## Begin Task input
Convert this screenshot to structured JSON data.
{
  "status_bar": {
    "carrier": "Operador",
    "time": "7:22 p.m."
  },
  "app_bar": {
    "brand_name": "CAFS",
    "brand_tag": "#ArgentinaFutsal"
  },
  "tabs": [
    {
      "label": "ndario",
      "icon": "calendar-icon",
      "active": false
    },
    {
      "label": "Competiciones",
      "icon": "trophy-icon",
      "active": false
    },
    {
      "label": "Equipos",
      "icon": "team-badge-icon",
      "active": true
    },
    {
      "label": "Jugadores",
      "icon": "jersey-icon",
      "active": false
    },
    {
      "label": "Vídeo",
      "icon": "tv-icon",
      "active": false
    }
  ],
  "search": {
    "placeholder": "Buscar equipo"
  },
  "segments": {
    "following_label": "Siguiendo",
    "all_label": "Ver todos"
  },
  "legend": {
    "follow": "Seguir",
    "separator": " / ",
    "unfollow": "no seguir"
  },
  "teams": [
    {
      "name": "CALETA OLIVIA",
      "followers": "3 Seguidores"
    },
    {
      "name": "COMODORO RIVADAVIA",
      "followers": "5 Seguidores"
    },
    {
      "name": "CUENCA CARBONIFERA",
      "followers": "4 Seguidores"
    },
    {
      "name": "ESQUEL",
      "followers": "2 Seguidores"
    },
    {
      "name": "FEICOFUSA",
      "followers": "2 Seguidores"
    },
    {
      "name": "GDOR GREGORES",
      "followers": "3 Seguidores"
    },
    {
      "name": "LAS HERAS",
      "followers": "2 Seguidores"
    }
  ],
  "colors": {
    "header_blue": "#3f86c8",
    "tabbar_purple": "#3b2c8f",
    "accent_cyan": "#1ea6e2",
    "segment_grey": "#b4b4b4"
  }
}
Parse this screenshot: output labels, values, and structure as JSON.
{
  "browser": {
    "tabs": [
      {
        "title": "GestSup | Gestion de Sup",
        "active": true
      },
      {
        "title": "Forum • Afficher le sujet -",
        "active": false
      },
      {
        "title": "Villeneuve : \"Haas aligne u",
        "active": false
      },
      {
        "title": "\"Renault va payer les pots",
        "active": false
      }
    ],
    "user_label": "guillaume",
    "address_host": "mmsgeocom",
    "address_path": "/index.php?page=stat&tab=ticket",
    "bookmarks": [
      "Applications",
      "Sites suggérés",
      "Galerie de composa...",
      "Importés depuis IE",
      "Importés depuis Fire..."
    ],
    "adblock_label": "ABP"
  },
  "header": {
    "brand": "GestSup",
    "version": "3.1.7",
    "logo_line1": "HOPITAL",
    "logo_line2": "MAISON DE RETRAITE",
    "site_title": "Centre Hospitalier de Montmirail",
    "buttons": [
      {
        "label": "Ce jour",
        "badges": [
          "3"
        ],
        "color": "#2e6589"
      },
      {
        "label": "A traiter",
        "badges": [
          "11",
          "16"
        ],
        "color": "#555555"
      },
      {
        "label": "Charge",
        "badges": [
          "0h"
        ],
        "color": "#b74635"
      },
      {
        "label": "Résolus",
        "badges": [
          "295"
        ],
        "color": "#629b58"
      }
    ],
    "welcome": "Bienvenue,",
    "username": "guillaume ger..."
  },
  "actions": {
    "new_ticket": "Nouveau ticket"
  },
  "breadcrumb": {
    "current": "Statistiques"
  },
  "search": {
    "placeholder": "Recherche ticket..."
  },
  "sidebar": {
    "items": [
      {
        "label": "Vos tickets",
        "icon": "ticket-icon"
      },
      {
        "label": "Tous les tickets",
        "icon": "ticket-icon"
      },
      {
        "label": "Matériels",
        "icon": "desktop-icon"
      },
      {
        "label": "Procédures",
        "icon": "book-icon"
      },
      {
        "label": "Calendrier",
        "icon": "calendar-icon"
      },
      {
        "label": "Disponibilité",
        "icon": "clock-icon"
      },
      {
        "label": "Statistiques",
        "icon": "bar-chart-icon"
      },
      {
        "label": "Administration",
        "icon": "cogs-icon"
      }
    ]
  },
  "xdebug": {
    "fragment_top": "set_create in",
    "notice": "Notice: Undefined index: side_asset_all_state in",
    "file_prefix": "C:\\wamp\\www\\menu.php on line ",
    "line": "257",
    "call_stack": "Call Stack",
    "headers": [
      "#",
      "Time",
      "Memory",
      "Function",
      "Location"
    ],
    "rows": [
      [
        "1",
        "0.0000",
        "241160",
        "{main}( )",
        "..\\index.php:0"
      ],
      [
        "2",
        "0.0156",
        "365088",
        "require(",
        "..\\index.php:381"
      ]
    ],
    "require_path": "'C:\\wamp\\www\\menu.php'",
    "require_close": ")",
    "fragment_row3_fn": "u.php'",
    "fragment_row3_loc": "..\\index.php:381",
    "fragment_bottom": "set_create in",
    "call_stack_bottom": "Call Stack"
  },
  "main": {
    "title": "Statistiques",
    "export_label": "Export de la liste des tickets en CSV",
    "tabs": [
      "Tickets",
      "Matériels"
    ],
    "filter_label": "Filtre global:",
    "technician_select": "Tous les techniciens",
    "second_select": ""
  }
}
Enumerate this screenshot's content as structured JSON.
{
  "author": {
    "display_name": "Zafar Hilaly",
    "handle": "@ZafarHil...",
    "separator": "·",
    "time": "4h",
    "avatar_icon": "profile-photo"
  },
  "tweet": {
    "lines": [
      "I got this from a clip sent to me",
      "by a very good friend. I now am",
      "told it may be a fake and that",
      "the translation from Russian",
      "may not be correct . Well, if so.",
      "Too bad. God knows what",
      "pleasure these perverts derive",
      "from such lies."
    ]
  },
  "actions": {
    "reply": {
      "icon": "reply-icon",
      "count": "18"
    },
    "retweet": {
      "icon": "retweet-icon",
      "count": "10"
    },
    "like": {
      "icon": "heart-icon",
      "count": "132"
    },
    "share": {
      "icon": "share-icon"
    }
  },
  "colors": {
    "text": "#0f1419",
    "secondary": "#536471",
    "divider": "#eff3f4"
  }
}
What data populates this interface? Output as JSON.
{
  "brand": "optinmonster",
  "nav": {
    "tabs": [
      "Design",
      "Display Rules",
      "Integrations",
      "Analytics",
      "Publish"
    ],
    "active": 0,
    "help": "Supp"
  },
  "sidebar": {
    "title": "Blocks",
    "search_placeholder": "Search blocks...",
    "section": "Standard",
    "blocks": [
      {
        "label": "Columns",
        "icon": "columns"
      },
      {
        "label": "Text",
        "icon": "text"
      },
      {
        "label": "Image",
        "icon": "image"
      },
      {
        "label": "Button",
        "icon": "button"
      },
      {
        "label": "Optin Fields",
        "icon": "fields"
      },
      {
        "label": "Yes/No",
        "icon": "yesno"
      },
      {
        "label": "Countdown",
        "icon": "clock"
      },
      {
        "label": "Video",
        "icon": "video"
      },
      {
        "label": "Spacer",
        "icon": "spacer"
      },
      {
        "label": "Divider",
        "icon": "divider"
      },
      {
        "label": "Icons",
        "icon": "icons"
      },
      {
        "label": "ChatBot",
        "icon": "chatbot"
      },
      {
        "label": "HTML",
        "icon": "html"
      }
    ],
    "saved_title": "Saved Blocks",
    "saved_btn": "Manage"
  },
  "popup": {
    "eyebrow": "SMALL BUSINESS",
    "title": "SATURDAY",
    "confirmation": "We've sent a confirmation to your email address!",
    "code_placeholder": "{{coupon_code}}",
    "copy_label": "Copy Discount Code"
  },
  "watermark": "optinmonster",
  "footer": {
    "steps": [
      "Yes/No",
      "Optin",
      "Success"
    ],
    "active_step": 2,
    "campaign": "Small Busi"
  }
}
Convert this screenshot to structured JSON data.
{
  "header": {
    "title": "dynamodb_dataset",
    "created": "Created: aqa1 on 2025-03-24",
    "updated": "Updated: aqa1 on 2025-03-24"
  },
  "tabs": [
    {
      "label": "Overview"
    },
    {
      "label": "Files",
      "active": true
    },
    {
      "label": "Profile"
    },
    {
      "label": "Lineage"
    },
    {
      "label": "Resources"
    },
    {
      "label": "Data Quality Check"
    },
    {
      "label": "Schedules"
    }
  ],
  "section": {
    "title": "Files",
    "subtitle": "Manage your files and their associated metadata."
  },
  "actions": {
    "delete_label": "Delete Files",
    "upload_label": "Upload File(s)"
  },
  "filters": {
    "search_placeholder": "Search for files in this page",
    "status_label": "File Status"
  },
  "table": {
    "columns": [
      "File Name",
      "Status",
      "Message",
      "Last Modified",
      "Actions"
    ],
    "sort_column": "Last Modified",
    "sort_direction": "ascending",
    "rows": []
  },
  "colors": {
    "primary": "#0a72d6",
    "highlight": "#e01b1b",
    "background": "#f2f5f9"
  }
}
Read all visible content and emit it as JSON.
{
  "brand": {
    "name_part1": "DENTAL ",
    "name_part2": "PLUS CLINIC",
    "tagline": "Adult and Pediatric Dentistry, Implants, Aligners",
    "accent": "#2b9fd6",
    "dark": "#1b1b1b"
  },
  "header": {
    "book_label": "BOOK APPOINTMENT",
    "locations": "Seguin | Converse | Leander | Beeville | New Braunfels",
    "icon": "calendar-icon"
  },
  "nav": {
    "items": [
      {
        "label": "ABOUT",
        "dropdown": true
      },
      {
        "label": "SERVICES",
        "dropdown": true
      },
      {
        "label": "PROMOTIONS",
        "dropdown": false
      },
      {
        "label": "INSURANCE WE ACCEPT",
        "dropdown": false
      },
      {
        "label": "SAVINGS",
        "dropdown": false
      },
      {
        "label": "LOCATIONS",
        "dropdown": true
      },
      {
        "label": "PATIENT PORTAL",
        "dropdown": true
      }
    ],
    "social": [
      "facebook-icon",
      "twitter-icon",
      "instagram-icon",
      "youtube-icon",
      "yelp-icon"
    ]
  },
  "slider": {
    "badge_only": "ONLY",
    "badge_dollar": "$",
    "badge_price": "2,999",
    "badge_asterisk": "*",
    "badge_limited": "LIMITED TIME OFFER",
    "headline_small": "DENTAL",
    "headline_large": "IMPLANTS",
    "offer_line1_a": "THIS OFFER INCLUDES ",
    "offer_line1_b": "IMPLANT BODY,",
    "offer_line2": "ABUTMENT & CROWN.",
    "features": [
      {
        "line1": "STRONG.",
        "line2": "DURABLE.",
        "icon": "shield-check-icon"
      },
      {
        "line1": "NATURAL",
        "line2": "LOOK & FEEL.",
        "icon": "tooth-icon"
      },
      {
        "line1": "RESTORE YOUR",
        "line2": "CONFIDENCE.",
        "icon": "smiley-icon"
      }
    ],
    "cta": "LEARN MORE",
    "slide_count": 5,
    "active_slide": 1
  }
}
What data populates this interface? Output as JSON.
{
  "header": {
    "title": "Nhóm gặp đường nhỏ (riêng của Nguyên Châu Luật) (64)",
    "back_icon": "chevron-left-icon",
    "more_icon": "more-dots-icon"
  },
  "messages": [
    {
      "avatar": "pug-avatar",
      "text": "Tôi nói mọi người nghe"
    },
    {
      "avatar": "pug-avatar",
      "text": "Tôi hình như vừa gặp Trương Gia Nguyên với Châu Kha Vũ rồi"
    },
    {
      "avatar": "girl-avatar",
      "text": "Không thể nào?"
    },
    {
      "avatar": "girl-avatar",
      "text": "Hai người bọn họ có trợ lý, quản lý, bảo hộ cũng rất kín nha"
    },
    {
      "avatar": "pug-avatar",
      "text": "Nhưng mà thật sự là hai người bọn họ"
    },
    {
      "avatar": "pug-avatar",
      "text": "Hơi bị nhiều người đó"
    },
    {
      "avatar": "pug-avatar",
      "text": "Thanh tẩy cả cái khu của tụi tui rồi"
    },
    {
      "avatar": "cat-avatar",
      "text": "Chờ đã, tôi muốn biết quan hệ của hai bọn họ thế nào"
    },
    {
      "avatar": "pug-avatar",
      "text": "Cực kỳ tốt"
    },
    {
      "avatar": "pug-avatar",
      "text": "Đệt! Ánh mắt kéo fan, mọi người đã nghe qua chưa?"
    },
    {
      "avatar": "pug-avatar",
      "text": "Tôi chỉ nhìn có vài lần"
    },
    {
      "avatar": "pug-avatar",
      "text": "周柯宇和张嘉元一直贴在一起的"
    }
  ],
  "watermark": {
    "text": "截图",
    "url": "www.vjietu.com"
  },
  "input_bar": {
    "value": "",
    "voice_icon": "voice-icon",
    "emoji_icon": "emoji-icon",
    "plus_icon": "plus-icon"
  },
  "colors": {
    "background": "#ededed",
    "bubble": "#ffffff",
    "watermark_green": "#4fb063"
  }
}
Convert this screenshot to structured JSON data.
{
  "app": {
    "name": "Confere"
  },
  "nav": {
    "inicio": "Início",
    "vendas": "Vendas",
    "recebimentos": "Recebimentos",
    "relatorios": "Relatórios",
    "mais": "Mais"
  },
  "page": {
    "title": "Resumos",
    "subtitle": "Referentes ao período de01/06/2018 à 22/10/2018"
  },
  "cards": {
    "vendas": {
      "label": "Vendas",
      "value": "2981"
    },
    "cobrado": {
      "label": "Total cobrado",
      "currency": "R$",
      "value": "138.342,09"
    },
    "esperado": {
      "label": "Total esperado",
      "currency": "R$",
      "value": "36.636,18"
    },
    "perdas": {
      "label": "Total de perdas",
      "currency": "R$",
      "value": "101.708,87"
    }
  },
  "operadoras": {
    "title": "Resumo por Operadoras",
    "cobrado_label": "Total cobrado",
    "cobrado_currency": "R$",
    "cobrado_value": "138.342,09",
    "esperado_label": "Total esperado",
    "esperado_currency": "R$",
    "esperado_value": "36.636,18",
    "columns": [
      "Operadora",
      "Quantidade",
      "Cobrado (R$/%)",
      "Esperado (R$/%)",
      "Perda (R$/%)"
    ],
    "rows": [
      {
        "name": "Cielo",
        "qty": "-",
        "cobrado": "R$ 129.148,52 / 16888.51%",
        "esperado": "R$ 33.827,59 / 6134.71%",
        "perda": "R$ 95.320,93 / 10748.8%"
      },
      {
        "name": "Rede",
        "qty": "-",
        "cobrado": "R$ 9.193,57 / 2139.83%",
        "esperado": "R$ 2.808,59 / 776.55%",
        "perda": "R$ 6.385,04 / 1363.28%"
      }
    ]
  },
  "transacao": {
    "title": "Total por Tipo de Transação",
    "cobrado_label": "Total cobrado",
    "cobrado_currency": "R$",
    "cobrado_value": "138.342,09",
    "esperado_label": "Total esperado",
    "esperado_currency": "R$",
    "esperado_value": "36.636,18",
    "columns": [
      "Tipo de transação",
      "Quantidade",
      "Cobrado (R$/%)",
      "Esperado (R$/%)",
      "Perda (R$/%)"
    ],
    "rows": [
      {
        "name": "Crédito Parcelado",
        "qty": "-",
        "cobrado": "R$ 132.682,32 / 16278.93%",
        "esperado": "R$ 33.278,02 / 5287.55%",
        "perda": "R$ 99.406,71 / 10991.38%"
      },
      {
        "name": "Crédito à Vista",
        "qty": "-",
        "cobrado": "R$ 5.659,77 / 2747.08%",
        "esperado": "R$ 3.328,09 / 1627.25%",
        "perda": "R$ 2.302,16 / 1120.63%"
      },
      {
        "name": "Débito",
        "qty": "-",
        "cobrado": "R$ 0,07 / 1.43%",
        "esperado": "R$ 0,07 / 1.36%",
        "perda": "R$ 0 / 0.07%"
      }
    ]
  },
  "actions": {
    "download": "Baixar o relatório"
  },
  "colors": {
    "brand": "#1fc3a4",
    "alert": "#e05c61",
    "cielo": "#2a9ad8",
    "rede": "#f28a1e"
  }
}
## End Task input
### Exercise instructions
Lines containing the string "Total" are to be selected and copied.

### Answer to the task
      "label": "Total cobrado",
      "label": "Total esperado",
      "label": "Total de perdas",
    "cobrado_label": "Total cobrado",
    "esperado_label": "Total esperado",
    "title": "Total por Tipo de Transação",
    "cobrado_label": "Total cobrado",
    "esperado_label": "Total esperado",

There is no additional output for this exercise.